Your objective:
Quote every line of the items below word for word.

────────────────

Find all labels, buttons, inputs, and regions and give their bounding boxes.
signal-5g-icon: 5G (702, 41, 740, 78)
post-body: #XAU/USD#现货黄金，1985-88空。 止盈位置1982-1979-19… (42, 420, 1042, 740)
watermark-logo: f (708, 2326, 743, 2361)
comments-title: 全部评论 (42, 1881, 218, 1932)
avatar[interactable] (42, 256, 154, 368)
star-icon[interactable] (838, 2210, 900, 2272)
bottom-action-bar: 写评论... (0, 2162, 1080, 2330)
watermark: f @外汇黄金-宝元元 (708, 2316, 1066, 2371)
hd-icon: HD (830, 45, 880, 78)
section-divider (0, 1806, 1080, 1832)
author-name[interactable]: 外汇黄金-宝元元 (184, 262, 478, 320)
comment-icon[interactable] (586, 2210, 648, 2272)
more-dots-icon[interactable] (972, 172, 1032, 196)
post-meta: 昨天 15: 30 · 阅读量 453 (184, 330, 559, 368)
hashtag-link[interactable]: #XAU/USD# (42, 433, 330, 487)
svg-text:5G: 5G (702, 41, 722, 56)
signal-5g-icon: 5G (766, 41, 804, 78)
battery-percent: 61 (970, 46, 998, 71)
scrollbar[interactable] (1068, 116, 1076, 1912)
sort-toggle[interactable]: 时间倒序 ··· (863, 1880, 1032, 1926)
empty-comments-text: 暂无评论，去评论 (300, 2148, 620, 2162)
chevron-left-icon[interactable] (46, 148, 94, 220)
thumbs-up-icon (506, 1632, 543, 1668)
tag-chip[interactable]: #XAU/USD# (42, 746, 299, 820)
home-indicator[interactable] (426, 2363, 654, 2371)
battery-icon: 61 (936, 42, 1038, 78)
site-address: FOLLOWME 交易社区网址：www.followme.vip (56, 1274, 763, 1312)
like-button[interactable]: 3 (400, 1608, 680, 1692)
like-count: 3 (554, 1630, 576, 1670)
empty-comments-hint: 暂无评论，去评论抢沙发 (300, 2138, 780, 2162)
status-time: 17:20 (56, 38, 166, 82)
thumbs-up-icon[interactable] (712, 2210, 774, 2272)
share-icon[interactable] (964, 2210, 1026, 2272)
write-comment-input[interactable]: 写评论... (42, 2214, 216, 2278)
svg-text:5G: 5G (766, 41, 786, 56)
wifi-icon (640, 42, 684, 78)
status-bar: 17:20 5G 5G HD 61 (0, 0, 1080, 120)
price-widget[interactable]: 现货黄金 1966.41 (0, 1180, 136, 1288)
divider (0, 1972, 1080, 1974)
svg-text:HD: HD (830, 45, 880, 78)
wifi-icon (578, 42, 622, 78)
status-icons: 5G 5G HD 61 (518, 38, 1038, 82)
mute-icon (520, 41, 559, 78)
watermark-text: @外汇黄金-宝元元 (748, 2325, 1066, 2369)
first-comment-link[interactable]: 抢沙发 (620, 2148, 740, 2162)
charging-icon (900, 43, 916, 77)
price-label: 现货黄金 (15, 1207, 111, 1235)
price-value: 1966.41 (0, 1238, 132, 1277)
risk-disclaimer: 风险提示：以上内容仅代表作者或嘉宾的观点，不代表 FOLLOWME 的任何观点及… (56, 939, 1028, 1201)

────────────────

Answer to the problem:
Find all labels, buttons, inputs, and regions and give their bounding boxes.
signal-5g-icon: 5G (702, 41, 740, 78)
post-body: #XAU/USD#现货黄金，1985-88空。 止盈位置1982-1979-19… (42, 420, 1042, 740)
watermark-logo: f (708, 2326, 743, 2361)
comments-title: 全部评论 (42, 1881, 218, 1932)
avatar[interactable] (42, 256, 154, 368)
star-icon[interactable] (838, 2210, 900, 2272)
bottom-action-bar: 写评论... (0, 2162, 1080, 2330)
watermark: f @外汇黄金-宝元元 (708, 2316, 1066, 2371)
hd-icon: HD (830, 45, 880, 78)
section-divider (0, 1806, 1080, 1832)
author-name[interactable]: 外汇黄金-宝元元 (184, 262, 478, 320)
comment-icon[interactable] (586, 2210, 648, 2272)
more-dots-icon[interactable] (972, 172, 1032, 196)
post-meta: 昨天 15: 30 · 阅读量 453 (184, 330, 559, 368)
hashtag-link[interactable]: #XAU/USD# (42, 433, 330, 487)
svg-text:5G: 5G (702, 41, 722, 56)
signal-5g-icon: 5G (766, 41, 804, 78)
battery-percent: 61 (970, 46, 998, 71)
scrollbar[interactable] (1068, 116, 1076, 1912)
sort-toggle[interactable]: 时间倒序 ··· (863, 1880, 1032, 1926)
empty-comments-text: 暂无评论，去评论 (300, 2148, 620, 2162)
chevron-left-icon[interactable] (46, 148, 94, 220)
thumbs-up-icon (506, 1632, 543, 1668)
tag-chip[interactable]: #XAU/USD# (42, 746, 299, 820)
home-indicator[interactable] (426, 2363, 654, 2371)
battery-icon: 61 (936, 42, 1038, 78)
site-address: FOLLOWME 交易社区网址：www.followme.vip (56, 1274, 763, 1312)
like-button[interactable]: 3 (400, 1608, 680, 1692)
like-count: 3 (554, 1630, 576, 1670)
empty-comments-hint: 暂无评论，去评论抢沙发 (300, 2138, 780, 2162)
status-time: 17:20 (56, 38, 166, 82)
thumbs-up-icon[interactable] (712, 2210, 774, 2272)
share-icon[interactable] (964, 2210, 1026, 2272)
write-comment-input[interactable]: 写评论... (42, 2214, 216, 2278)
svg-text:5G: 5G (766, 41, 786, 56)
wifi-icon (640, 42, 684, 78)
status-bar: 17:20 5G 5G HD 61 (0, 0, 1080, 120)
price-widget[interactable]: 现货黄金 1966.41 (0, 1180, 136, 1288)
divider (0, 1972, 1080, 1974)
svg-text:HD: HD (830, 45, 880, 78)
wifi-icon (578, 42, 622, 78)
status-icons: 5G 5G HD 61 (518, 38, 1038, 82)
mute-icon (520, 41, 559, 78)
watermark-text: @外汇黄金-宝元元 (748, 2325, 1066, 2369)
first-comment-link[interactable]: 抢沙发 (620, 2148, 740, 2162)
charging-icon (900, 43, 916, 77)
price-label: 现货黄金 (15, 1207, 111, 1235)
price-value: 1966.41 (0, 1238, 132, 1277)
risk-disclaimer: 风险提示：以上内容仅代表作者或嘉宾的观点，不代表 FOLLOWME 的任何观点及… (56, 939, 1028, 1201)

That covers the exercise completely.